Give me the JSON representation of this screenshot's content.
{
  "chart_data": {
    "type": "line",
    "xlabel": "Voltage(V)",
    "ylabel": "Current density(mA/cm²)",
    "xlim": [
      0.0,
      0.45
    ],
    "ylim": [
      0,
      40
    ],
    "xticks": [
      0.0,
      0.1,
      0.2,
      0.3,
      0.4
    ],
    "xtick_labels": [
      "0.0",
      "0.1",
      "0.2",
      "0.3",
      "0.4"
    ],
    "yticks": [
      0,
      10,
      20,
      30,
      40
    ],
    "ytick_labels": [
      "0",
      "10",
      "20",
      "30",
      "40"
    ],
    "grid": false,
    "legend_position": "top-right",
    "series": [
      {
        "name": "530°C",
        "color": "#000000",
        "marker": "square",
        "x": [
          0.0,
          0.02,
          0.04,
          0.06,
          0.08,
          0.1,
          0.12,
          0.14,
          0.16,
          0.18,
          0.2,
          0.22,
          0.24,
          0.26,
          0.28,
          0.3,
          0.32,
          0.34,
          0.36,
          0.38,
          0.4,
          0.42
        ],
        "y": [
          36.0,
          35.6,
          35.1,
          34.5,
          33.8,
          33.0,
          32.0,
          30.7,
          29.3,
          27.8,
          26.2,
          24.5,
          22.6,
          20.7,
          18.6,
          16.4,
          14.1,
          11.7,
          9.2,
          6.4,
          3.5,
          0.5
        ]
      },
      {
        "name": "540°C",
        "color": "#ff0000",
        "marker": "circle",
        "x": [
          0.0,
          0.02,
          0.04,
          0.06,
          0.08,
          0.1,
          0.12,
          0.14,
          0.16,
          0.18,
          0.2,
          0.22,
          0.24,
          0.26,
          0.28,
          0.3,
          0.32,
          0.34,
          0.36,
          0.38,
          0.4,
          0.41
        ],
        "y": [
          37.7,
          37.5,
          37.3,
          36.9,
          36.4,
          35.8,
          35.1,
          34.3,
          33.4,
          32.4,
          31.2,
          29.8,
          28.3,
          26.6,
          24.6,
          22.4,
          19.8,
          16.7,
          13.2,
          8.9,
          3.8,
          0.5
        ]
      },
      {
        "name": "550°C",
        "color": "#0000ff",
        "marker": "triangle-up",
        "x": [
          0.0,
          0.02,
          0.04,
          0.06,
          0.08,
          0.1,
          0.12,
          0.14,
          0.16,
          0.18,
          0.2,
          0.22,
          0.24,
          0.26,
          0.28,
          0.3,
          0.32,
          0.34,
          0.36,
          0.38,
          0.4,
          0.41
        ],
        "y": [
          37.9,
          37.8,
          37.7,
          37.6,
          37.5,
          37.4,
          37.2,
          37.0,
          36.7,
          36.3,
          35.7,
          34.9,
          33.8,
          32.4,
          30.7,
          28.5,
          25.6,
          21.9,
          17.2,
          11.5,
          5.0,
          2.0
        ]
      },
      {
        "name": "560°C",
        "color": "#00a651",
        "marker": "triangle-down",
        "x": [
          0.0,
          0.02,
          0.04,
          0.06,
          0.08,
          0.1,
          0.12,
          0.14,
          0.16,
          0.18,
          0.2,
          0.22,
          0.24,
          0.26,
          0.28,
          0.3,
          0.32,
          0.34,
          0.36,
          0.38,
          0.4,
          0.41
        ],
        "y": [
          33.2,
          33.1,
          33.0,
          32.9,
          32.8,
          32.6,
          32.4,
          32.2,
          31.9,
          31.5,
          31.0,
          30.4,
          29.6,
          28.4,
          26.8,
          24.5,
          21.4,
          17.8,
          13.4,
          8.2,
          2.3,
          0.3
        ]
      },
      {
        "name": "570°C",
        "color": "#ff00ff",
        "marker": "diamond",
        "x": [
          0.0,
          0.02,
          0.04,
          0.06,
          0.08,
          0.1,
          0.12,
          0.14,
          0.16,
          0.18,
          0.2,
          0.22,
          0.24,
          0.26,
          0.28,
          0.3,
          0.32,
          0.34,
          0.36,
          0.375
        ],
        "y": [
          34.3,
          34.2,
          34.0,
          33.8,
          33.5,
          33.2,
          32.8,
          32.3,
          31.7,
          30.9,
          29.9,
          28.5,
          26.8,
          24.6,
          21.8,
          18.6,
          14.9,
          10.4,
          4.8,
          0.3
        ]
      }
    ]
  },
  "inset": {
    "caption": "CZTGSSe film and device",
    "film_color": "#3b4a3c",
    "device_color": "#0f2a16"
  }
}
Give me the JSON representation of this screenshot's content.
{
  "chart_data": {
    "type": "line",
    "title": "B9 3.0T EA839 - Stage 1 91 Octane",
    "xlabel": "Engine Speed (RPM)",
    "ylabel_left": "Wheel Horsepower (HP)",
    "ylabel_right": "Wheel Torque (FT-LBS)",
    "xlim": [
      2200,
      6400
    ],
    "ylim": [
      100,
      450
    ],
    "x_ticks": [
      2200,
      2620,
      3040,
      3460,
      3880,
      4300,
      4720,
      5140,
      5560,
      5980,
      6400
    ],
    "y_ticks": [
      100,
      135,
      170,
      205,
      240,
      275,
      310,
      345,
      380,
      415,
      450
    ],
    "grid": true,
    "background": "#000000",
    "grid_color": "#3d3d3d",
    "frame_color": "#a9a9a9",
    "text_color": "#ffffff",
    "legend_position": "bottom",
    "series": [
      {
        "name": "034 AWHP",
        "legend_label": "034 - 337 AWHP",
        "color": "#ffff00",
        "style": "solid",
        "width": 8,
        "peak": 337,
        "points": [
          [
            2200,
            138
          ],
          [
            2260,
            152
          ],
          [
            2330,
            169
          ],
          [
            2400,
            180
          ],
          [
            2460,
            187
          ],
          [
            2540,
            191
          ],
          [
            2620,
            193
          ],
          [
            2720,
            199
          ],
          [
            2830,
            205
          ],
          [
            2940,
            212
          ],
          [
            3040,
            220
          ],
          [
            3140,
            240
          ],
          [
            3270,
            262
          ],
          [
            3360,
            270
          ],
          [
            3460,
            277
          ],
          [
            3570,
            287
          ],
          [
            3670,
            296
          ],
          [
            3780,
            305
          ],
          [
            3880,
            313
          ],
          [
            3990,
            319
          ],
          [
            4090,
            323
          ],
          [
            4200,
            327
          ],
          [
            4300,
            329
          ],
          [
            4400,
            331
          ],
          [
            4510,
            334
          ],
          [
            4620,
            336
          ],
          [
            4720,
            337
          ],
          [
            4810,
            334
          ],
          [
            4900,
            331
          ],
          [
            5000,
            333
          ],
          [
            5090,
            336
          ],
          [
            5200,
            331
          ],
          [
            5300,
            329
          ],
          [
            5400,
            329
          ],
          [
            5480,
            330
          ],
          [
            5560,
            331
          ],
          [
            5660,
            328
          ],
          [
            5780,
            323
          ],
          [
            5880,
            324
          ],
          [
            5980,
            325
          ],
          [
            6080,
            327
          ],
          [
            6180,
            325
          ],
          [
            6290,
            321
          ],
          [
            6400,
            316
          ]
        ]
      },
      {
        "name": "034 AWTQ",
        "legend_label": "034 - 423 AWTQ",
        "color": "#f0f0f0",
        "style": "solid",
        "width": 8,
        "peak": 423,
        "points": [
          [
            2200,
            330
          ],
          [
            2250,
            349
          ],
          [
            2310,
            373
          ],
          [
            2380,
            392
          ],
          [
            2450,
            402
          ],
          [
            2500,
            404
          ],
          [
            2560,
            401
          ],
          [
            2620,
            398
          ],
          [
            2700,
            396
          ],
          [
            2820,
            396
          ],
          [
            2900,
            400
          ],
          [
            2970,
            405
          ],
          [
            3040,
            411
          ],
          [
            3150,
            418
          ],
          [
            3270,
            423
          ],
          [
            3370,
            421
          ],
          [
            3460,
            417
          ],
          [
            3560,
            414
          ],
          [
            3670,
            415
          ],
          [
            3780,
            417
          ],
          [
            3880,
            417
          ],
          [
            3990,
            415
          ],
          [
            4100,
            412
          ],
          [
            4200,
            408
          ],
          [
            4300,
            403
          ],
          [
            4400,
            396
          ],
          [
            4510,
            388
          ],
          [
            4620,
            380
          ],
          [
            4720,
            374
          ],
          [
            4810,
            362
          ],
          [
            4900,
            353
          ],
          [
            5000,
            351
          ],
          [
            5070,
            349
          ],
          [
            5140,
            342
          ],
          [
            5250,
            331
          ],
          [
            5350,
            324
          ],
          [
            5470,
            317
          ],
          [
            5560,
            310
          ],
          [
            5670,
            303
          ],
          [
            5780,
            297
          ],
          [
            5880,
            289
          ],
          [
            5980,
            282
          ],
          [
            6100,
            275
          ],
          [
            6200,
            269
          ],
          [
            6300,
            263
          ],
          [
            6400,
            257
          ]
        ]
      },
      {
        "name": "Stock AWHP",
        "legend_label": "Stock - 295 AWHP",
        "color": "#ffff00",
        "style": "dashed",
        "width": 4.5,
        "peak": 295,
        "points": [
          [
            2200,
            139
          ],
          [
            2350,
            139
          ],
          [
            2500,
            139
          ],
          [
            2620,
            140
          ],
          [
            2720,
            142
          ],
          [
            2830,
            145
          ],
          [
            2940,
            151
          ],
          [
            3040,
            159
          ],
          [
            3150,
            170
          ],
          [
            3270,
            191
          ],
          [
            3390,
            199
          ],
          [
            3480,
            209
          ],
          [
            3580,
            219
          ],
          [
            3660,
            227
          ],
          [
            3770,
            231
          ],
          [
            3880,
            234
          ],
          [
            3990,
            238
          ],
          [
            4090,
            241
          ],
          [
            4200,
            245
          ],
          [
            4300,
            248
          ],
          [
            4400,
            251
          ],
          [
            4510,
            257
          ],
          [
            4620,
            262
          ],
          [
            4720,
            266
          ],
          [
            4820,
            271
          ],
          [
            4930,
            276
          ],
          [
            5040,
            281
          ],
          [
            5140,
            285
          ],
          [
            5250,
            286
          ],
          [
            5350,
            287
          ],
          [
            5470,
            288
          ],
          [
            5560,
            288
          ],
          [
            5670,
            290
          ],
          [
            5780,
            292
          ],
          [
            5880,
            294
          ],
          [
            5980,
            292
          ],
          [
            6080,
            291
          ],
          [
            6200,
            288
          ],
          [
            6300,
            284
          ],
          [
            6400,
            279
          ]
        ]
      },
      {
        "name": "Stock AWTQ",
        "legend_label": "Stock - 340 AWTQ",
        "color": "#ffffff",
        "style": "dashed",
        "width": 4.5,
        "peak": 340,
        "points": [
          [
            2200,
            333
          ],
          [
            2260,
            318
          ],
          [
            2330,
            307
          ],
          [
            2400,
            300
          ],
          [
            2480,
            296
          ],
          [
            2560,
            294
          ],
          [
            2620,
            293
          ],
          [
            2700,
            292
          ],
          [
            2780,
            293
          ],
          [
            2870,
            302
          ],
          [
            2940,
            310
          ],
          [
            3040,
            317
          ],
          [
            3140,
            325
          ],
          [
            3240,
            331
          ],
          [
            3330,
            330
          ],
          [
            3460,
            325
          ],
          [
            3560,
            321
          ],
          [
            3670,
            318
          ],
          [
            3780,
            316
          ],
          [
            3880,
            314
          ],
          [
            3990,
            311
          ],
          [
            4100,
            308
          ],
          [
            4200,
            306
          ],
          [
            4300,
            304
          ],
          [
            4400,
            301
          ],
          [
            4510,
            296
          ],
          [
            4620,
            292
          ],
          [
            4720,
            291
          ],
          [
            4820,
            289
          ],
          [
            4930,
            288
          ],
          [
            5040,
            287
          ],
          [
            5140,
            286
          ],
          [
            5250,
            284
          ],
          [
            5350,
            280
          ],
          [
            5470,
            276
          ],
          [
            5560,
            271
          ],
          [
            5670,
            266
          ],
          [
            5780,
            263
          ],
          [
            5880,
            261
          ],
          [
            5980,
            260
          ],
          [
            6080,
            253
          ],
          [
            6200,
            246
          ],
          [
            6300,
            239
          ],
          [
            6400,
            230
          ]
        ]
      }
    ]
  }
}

════

## Do this
Each line in the entries above that includes the string "name" should be extracted.

## Response for this exercise
        "name": "530°C",
        "name": "540°C",
        "name": "550°C",
        "name": "560°C",
        "name": "570°C",
        "name": "034 AWHP",
        "name": "034 AWTQ",
        "name": "Stock AWHP",
        "name": "Stock AWTQ",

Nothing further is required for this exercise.